Your task is to gather the lines below that hold the string "electronic".

Figure contents as structured data:
-------------------------

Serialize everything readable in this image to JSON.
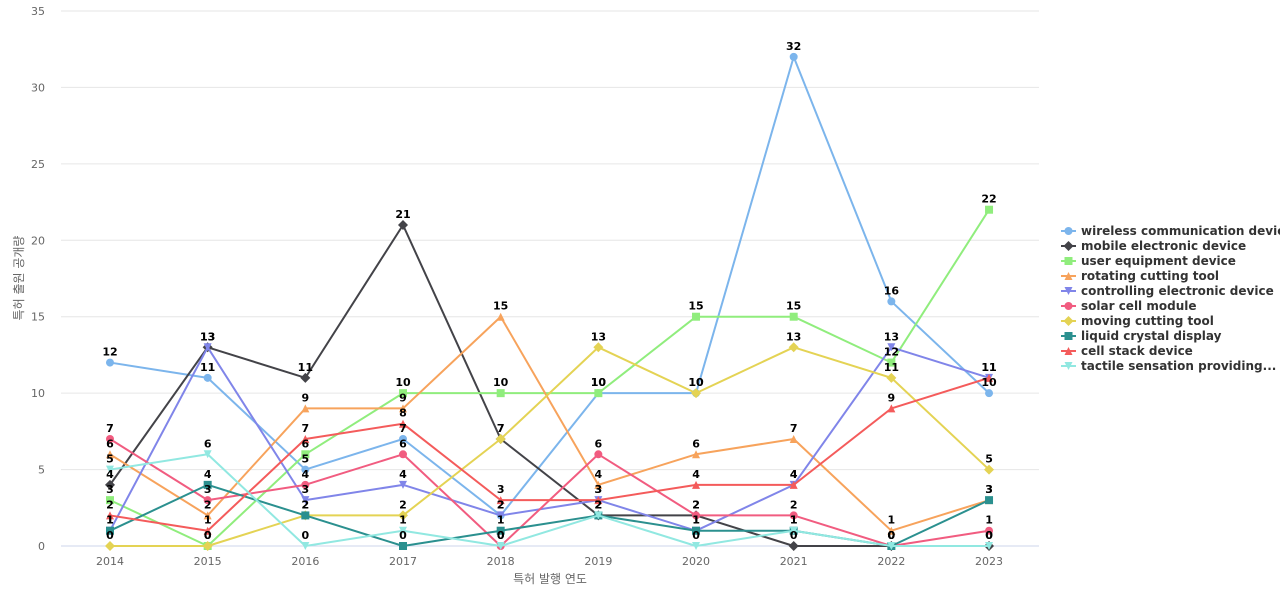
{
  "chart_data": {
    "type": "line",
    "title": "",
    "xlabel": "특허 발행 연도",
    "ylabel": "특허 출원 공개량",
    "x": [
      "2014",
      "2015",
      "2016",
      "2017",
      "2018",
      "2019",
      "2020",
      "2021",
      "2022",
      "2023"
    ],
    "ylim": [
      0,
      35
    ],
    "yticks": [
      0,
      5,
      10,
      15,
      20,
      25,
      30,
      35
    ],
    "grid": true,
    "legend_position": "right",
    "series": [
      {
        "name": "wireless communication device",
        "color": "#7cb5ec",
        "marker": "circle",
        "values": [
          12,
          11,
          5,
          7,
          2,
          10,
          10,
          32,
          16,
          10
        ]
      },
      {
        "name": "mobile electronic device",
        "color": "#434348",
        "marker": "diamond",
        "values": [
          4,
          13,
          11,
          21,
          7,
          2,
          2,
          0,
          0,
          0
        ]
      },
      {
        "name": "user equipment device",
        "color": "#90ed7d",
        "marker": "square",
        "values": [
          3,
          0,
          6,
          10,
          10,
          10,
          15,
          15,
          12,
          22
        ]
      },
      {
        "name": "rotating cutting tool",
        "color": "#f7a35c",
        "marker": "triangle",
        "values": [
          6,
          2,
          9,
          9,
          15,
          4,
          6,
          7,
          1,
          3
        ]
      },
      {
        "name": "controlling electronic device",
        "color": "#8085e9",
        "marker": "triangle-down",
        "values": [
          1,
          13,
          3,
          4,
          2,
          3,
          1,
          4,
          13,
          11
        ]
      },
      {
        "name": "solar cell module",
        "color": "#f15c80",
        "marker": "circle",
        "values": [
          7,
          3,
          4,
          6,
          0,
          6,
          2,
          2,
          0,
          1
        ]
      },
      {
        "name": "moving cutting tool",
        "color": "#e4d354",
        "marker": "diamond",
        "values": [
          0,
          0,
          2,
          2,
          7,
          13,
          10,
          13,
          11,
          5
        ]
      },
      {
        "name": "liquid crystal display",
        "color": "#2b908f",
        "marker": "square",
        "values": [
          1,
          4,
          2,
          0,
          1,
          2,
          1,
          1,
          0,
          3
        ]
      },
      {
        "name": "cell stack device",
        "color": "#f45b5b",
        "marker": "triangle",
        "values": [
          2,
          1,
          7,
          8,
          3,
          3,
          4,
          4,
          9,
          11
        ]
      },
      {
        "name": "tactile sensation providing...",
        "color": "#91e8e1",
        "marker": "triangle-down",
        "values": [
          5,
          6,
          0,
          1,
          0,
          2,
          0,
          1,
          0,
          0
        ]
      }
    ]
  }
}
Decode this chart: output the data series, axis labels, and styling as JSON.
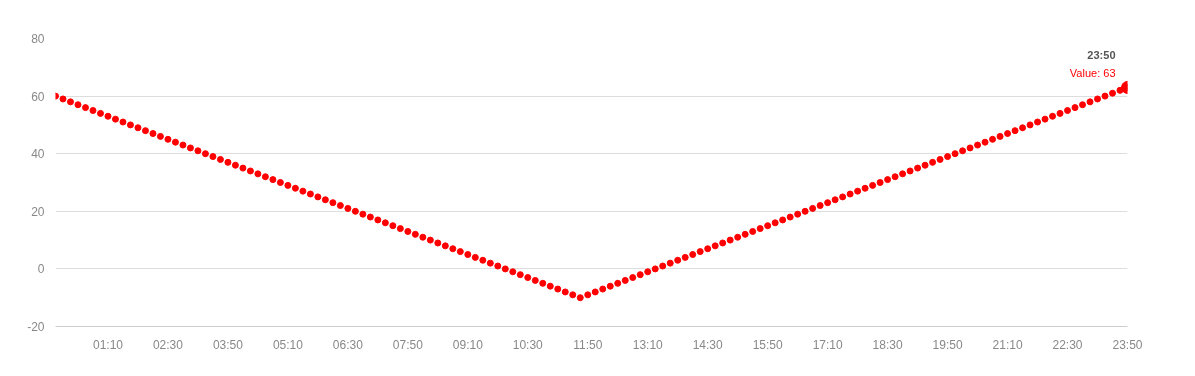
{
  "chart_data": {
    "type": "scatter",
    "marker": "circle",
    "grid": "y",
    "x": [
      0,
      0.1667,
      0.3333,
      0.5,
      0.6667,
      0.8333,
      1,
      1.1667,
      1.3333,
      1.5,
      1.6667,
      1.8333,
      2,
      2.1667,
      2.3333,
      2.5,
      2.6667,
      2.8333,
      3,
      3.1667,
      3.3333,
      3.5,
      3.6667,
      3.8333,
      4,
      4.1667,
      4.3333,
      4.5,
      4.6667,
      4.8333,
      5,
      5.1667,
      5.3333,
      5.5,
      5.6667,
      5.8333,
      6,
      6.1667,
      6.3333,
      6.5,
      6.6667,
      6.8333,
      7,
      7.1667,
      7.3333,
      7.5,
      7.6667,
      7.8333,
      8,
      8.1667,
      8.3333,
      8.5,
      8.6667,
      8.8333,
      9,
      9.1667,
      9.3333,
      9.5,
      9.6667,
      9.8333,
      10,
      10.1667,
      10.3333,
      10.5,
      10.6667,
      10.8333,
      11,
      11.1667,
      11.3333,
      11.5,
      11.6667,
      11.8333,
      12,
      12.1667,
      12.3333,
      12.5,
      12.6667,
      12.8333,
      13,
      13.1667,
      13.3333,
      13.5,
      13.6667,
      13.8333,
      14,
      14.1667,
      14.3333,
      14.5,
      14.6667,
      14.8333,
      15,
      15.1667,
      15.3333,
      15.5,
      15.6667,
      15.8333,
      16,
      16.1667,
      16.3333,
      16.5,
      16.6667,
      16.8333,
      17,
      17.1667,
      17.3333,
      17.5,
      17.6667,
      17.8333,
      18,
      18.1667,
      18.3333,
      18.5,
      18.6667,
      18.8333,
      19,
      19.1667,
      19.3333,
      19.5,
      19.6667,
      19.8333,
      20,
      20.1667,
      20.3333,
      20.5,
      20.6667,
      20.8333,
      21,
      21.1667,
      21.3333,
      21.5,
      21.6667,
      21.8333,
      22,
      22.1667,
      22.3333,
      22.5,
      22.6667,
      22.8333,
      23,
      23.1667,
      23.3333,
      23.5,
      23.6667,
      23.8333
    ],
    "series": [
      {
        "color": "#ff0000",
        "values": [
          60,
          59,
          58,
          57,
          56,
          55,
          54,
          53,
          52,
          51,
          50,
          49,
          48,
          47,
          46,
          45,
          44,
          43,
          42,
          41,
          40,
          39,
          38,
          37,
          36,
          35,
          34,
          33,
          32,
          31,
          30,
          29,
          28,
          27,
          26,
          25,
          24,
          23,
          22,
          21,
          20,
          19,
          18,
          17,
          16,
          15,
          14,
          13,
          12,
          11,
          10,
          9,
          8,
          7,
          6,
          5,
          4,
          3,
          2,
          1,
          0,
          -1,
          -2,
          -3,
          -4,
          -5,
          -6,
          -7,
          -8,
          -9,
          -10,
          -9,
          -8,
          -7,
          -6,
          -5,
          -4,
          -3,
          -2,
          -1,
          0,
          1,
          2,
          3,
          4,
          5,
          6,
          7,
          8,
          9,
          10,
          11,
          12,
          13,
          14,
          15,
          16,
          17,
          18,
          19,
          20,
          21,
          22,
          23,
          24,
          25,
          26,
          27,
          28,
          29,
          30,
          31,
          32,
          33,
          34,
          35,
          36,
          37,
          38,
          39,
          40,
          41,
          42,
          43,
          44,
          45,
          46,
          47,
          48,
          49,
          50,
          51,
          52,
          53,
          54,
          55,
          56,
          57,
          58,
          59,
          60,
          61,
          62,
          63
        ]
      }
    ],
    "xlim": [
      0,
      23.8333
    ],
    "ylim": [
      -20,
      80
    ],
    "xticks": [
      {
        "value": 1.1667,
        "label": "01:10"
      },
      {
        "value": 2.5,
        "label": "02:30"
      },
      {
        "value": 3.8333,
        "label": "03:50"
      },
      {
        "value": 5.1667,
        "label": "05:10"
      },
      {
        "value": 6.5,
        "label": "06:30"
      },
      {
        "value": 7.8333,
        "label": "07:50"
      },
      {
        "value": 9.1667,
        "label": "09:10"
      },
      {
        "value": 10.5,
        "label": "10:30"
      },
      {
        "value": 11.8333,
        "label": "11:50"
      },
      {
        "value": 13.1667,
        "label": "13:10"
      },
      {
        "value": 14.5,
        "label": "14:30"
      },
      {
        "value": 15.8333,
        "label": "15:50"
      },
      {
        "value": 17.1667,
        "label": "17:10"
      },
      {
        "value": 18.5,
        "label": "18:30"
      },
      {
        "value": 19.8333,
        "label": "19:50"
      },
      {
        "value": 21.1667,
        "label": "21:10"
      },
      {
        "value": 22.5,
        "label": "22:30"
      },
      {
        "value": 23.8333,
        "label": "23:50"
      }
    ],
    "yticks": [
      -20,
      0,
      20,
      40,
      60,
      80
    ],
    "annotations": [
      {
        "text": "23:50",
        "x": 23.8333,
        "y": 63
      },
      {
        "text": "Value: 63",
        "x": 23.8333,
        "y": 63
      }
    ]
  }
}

-------------------------

**Exercise response**
        "name": "mobile electronic device",
        "name": "controlling electronic device",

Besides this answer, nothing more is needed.